THE REQUEST: Scan the entries below. List each line with "nước".

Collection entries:

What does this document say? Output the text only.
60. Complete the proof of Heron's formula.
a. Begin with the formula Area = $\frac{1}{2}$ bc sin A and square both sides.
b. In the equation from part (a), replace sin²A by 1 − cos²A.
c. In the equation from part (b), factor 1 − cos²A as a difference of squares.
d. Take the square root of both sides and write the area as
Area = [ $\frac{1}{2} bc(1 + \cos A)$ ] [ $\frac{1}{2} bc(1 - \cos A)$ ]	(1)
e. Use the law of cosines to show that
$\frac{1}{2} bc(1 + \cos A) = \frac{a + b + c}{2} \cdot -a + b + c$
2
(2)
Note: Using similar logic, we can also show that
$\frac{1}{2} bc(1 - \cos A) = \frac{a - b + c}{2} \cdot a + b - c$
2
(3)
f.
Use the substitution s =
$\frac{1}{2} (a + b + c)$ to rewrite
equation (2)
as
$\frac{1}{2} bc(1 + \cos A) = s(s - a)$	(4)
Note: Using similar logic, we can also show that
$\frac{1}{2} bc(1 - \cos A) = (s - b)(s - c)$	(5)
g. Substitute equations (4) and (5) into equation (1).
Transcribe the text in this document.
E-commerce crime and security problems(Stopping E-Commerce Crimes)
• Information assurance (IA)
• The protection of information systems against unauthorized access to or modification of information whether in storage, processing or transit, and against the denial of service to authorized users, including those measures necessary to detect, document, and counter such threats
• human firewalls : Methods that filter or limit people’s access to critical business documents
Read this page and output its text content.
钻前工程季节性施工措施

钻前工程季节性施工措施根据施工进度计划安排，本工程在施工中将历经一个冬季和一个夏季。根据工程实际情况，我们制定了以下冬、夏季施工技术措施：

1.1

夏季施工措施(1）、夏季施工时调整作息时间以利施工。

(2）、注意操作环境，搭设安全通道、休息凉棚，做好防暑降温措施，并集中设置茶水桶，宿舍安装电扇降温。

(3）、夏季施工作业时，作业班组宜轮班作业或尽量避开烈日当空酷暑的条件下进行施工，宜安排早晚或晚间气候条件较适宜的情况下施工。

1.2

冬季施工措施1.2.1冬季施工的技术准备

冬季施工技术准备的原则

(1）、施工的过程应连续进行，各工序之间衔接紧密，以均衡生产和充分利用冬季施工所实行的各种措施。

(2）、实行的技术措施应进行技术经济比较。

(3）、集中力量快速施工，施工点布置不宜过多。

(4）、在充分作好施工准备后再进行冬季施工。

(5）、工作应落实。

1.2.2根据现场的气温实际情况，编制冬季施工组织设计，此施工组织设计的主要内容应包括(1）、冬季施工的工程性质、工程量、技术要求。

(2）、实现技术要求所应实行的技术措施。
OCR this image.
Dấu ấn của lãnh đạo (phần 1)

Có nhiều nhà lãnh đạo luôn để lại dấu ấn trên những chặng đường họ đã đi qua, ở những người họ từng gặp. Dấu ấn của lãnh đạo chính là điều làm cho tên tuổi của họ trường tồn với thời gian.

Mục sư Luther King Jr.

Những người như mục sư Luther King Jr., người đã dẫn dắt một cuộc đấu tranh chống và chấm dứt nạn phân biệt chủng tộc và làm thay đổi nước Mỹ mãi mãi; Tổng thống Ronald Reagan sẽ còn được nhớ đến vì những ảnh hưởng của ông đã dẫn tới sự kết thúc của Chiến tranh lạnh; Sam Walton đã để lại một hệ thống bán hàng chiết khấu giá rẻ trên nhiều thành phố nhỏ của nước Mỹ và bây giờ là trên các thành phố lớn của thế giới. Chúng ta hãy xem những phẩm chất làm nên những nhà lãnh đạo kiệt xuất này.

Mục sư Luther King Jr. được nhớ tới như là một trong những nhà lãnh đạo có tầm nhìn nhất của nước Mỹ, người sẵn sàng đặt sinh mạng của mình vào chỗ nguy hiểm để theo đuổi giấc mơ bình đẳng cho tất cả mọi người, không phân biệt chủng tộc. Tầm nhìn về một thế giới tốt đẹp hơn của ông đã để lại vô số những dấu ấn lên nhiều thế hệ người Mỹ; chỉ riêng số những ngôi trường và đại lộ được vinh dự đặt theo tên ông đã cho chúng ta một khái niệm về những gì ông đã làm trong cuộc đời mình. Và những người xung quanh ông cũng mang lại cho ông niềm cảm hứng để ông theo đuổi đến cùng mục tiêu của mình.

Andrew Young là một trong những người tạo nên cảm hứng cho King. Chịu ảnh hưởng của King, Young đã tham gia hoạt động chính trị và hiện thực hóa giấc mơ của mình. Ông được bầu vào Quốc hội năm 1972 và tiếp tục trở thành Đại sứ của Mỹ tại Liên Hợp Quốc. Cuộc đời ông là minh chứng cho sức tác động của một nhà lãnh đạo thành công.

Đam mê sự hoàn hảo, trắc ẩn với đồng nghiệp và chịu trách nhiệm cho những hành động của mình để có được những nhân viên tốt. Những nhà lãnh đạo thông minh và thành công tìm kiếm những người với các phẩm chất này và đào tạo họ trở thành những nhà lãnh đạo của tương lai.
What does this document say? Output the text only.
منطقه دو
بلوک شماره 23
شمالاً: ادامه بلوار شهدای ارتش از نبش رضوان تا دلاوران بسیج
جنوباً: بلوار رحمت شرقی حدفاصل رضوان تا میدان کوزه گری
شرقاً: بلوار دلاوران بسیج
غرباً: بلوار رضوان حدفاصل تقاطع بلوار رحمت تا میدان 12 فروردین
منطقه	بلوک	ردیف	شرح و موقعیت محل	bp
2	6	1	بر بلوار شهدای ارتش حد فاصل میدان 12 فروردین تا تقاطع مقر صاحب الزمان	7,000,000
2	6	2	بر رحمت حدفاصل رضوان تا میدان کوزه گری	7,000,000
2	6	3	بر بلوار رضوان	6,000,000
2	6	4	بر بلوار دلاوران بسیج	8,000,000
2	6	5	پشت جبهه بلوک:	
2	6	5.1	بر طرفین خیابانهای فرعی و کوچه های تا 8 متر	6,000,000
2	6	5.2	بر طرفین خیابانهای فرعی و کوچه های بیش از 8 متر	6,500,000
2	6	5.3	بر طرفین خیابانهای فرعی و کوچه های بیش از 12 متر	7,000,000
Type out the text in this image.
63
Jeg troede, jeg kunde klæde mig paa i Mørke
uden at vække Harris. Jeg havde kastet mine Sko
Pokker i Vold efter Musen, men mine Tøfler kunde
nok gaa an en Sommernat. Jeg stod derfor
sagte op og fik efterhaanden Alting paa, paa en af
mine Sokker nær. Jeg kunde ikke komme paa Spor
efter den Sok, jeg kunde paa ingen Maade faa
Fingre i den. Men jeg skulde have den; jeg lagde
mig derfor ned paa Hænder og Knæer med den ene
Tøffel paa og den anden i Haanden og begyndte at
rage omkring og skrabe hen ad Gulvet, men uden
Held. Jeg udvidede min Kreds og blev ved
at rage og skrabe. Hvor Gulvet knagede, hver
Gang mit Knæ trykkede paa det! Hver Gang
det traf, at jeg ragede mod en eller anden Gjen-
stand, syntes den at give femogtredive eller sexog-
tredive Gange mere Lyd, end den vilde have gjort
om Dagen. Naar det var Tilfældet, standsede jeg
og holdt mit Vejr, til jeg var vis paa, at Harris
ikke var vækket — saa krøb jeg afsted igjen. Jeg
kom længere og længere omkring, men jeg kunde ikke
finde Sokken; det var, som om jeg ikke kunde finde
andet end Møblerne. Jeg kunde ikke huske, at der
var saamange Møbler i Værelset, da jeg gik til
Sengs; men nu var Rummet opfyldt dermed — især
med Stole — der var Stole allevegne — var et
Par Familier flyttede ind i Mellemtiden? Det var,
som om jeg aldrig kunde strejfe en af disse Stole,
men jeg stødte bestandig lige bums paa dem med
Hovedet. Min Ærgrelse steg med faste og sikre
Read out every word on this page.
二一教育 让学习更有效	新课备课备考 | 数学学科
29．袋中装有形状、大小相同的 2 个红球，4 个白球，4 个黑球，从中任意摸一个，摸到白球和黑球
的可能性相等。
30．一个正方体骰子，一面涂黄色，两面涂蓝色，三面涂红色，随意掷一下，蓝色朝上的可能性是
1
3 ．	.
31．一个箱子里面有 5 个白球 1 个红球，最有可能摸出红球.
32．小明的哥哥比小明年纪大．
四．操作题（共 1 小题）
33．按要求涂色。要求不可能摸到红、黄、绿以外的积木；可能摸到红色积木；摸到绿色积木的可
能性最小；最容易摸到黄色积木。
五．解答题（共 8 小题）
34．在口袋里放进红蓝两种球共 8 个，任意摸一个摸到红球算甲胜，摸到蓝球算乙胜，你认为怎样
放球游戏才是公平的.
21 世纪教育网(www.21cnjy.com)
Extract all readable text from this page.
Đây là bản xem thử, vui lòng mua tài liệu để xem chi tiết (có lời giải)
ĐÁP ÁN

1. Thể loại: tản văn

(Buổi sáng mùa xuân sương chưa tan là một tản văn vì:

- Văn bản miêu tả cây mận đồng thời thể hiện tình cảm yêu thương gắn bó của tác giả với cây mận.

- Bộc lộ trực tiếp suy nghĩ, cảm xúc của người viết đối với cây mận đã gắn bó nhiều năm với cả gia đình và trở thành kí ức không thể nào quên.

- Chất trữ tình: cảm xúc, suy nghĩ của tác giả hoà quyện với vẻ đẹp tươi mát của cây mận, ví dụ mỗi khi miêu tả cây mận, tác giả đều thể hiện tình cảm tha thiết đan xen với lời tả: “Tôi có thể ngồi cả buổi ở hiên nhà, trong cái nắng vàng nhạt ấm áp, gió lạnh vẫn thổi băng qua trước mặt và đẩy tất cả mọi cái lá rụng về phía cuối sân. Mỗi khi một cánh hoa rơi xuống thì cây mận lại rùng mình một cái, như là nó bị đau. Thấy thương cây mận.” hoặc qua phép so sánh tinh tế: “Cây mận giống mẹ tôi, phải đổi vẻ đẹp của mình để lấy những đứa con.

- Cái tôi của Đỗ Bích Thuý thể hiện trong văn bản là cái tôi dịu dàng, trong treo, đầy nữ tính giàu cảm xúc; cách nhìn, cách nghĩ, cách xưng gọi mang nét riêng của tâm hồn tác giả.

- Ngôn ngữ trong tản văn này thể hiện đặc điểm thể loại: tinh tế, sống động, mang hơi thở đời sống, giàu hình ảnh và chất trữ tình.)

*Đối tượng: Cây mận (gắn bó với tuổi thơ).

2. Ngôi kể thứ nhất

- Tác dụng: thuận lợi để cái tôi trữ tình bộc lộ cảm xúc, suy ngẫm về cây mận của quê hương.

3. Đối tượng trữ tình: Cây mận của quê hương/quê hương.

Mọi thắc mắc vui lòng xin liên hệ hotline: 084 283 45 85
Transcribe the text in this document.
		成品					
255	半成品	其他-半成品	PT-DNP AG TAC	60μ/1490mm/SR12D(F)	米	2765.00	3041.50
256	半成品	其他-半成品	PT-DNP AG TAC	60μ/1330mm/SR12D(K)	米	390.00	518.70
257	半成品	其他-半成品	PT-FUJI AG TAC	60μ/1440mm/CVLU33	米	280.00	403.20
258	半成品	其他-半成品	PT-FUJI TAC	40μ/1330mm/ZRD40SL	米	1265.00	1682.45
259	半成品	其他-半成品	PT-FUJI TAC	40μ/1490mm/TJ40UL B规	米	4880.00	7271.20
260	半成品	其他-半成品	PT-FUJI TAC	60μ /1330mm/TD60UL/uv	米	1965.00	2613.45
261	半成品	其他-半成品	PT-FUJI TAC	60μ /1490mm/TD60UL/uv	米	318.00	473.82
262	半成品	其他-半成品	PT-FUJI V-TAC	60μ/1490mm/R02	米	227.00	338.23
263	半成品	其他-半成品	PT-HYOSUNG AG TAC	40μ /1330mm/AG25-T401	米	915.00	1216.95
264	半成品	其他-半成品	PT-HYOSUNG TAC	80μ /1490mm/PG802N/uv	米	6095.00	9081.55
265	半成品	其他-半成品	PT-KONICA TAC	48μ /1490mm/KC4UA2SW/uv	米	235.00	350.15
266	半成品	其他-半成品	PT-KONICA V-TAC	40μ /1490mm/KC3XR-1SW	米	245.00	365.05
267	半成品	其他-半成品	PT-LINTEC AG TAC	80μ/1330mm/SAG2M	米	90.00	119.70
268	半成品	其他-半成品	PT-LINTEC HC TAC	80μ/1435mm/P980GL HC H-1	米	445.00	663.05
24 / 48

TASK RESPONSE:
Những người như mục sư Luther King Jr., người đã dẫn dắt một cuộc đấu tranh chống và chấm dứt nạn phân biệt chủng tộc và làm thay đổi nước Mỹ mãi mãi; Tổng thống Ronald Reagan sẽ còn được nhớ đến vì những ảnh hưởng của ông đã dẫn tới sự kết thúc của Chiến tranh lạnh; Sam Walton đã để lại một hệ thống bán hàng chiết khấu giá rẻ trên nhiều thành phố nhỏ của nước Mỹ và bây giờ là trên các thành phố lớn của thế giới. Chúng ta hãy xem những phẩm chất làm nên những nhà lãnh đạo kiệt xuất này.
Mục sư Luther King Jr. được nhớ tới như là một trong những nhà lãnh đạo có tầm nhìn nhất của nước Mỹ, người sẵn sàng đặt sinh mạng của mình vào chỗ nguy hiểm để theo đuổi giấc mơ bình đẳng cho tất cả mọi người, không phân biệt chủng tộc. Tầm nhìn về một thế giới tốt đẹp hơn của ông đã để lại vô số những dấu ấn lên nhiều thế hệ người Mỹ; chỉ riêng số những ngôi trường và đại lộ được vinh dự đặt theo tên ông đã cho chúng ta một khái niệm về những gì ông đã làm trong cuộc đời mình. Và những người xung quanh ông cũng mang lại cho ông niềm cảm hứng để ông theo đuổi đến cùng mục tiêu của mình.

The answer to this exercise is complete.